Given instruction
Each line that contains the word "this" counts once; give the total for the records below and nothing else.

Data entries
════════

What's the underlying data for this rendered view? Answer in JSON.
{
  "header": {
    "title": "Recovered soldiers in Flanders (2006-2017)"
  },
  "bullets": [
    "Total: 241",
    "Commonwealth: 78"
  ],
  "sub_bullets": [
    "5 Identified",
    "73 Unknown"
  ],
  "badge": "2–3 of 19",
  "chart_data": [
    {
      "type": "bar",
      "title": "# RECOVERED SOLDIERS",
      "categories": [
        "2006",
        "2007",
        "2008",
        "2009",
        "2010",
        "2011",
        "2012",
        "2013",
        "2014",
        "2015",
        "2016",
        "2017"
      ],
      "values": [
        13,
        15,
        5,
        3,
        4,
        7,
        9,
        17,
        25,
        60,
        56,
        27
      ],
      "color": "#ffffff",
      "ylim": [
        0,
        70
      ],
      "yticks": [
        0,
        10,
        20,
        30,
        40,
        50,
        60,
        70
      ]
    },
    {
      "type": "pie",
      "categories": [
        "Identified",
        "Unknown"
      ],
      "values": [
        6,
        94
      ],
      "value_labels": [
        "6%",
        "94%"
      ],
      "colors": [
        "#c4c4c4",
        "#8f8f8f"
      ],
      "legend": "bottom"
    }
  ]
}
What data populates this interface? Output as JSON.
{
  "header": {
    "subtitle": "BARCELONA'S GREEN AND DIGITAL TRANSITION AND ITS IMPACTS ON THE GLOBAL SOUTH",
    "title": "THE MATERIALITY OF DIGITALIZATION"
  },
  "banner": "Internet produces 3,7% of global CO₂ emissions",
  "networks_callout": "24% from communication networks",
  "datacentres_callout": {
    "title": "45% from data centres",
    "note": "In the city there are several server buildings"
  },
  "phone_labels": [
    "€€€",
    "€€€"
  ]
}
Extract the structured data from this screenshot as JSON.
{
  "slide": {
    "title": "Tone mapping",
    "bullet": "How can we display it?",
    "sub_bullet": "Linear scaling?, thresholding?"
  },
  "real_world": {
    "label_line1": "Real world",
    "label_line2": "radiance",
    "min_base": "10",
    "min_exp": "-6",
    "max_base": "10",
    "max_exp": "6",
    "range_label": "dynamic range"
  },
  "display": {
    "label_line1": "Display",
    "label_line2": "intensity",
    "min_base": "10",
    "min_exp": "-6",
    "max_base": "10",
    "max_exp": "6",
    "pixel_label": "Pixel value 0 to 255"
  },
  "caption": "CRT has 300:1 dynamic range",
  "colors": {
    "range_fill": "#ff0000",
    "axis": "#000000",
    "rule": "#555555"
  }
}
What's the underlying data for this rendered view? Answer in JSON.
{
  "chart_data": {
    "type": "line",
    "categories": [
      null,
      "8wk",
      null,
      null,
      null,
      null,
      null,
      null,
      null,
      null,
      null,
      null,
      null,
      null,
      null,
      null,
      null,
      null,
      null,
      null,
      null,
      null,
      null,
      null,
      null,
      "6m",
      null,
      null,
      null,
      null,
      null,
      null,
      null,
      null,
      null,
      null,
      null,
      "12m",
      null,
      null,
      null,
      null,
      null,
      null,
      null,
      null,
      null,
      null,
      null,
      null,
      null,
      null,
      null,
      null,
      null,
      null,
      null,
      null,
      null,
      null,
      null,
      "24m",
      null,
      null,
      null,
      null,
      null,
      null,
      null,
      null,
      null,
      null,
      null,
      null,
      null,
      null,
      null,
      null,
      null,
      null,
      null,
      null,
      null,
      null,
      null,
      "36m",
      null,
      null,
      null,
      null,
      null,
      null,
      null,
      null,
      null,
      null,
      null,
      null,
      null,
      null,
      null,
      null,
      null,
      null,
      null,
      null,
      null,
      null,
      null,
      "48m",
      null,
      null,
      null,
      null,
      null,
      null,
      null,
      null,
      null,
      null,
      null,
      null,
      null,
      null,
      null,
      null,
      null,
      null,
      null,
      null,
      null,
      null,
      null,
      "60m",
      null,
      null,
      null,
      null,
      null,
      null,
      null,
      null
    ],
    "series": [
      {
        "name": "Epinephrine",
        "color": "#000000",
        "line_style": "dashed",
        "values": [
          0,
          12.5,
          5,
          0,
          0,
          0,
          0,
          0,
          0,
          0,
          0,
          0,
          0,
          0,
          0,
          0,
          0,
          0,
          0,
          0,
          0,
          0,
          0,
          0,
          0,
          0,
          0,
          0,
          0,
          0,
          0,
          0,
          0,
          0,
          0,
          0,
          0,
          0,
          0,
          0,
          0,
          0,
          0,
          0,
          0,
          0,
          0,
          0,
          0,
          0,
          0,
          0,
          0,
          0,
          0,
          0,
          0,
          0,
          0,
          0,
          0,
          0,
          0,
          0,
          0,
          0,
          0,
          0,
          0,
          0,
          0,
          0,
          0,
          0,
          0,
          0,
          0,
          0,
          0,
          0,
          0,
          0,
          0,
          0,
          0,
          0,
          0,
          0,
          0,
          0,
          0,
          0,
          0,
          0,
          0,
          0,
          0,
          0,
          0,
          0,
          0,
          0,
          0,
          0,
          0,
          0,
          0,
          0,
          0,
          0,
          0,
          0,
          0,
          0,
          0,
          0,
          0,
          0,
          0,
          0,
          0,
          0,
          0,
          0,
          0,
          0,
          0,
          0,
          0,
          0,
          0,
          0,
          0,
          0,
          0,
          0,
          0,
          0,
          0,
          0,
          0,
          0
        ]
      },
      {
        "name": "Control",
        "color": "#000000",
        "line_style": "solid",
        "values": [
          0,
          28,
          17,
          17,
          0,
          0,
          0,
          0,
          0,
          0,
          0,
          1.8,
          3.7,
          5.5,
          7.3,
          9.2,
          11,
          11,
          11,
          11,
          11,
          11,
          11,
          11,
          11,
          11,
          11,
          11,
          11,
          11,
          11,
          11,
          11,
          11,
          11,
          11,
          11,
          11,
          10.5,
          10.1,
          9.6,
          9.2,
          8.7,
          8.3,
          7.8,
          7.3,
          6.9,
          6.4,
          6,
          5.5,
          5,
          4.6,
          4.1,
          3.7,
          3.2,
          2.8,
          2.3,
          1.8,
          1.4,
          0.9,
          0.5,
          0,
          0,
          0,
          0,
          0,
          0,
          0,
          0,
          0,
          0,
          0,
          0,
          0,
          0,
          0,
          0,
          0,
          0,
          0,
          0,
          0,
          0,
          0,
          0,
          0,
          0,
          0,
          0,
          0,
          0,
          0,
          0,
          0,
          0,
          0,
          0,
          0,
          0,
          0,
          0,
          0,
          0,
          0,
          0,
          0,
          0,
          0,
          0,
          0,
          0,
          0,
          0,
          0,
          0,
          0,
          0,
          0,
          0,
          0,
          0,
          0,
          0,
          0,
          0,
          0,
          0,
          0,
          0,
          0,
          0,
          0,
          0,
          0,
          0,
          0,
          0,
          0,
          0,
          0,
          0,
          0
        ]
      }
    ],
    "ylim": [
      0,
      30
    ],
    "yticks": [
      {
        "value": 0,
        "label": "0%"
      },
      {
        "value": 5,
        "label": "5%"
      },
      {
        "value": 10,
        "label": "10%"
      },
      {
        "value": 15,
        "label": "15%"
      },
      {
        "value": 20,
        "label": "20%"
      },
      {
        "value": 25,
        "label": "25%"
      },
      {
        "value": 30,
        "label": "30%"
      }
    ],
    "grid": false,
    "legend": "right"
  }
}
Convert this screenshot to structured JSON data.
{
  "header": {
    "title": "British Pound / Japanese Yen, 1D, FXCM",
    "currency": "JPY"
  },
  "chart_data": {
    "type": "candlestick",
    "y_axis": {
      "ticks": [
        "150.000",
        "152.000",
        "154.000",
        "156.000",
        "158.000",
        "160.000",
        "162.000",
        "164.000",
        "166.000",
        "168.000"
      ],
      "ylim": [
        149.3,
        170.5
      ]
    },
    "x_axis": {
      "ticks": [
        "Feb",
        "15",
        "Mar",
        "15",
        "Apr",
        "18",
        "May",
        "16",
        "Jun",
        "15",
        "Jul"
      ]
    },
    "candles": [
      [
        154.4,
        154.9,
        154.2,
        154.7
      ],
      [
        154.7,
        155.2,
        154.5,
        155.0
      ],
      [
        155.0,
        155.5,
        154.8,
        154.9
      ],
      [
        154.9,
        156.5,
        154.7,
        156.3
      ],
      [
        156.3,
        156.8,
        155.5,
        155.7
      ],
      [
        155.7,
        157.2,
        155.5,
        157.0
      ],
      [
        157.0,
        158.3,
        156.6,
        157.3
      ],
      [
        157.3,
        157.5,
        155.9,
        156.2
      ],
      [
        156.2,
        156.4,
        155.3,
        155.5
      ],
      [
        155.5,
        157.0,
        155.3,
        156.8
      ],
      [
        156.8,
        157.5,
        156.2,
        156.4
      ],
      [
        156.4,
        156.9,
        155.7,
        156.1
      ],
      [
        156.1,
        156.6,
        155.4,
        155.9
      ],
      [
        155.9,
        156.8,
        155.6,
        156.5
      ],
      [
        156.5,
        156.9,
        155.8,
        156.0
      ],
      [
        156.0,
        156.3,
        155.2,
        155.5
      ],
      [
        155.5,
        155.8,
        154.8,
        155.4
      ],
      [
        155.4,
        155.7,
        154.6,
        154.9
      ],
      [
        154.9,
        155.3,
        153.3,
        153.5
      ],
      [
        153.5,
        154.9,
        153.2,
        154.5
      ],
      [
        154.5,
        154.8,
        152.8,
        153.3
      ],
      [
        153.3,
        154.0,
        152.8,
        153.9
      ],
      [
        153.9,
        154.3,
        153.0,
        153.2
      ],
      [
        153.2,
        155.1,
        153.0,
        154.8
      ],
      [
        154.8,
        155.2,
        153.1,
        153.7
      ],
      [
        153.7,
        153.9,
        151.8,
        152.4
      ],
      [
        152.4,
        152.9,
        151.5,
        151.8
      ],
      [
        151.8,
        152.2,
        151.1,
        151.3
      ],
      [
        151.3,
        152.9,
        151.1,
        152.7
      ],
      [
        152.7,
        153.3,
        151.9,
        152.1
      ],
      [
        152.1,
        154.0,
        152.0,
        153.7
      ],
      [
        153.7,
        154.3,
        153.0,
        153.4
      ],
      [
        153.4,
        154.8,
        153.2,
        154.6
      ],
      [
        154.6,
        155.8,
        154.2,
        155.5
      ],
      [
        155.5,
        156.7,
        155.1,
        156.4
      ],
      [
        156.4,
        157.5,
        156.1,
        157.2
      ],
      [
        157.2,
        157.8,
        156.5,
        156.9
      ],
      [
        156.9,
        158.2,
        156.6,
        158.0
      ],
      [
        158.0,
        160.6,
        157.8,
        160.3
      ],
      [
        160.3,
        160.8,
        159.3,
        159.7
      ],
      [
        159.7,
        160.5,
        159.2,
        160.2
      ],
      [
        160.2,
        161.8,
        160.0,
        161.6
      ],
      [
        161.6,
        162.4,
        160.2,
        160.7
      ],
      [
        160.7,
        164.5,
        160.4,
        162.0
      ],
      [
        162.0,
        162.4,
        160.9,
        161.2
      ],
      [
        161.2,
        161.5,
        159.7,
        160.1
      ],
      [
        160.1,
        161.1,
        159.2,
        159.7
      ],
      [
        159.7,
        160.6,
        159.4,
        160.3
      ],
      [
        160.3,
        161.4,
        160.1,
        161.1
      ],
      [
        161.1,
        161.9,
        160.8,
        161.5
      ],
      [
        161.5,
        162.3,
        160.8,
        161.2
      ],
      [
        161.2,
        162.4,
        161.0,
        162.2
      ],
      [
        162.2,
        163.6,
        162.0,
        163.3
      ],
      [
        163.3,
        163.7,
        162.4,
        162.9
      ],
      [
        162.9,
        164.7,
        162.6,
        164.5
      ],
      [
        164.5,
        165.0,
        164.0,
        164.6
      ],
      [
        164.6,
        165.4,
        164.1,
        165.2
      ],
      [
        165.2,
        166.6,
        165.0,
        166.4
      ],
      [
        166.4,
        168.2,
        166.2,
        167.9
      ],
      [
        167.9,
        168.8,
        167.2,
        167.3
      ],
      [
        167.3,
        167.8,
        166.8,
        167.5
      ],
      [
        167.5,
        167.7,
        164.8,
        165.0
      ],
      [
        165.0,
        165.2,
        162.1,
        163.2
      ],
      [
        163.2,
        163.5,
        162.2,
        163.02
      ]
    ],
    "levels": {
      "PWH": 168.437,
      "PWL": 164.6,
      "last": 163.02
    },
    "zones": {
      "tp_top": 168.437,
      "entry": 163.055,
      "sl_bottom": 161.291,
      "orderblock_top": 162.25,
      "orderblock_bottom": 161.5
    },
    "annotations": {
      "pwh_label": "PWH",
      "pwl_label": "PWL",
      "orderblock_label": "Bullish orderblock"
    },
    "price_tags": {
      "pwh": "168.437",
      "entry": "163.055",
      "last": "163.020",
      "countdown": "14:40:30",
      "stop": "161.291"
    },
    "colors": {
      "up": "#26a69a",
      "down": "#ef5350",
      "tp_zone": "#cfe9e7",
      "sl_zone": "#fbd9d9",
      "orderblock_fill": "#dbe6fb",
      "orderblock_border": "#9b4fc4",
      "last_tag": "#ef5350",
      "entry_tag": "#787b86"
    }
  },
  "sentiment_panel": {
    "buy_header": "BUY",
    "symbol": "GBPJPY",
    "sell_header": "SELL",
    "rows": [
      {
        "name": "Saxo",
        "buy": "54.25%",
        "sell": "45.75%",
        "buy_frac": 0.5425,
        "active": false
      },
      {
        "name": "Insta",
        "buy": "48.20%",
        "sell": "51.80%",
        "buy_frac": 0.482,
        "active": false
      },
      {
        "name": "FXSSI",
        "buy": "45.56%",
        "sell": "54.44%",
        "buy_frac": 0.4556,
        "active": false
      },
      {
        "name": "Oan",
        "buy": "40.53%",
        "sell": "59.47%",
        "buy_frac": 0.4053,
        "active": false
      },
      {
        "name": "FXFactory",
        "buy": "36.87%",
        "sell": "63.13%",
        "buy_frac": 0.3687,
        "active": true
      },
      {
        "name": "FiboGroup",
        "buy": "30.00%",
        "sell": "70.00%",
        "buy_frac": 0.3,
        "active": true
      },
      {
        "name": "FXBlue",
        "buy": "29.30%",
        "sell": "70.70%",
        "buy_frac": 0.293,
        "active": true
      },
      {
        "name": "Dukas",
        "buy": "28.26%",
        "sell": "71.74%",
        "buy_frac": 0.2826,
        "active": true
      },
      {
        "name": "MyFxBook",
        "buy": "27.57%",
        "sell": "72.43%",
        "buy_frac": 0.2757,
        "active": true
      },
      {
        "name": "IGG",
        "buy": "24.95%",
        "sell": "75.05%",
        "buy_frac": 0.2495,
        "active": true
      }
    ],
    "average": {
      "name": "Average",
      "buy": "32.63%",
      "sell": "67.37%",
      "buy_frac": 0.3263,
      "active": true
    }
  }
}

════════

Exercise solution
5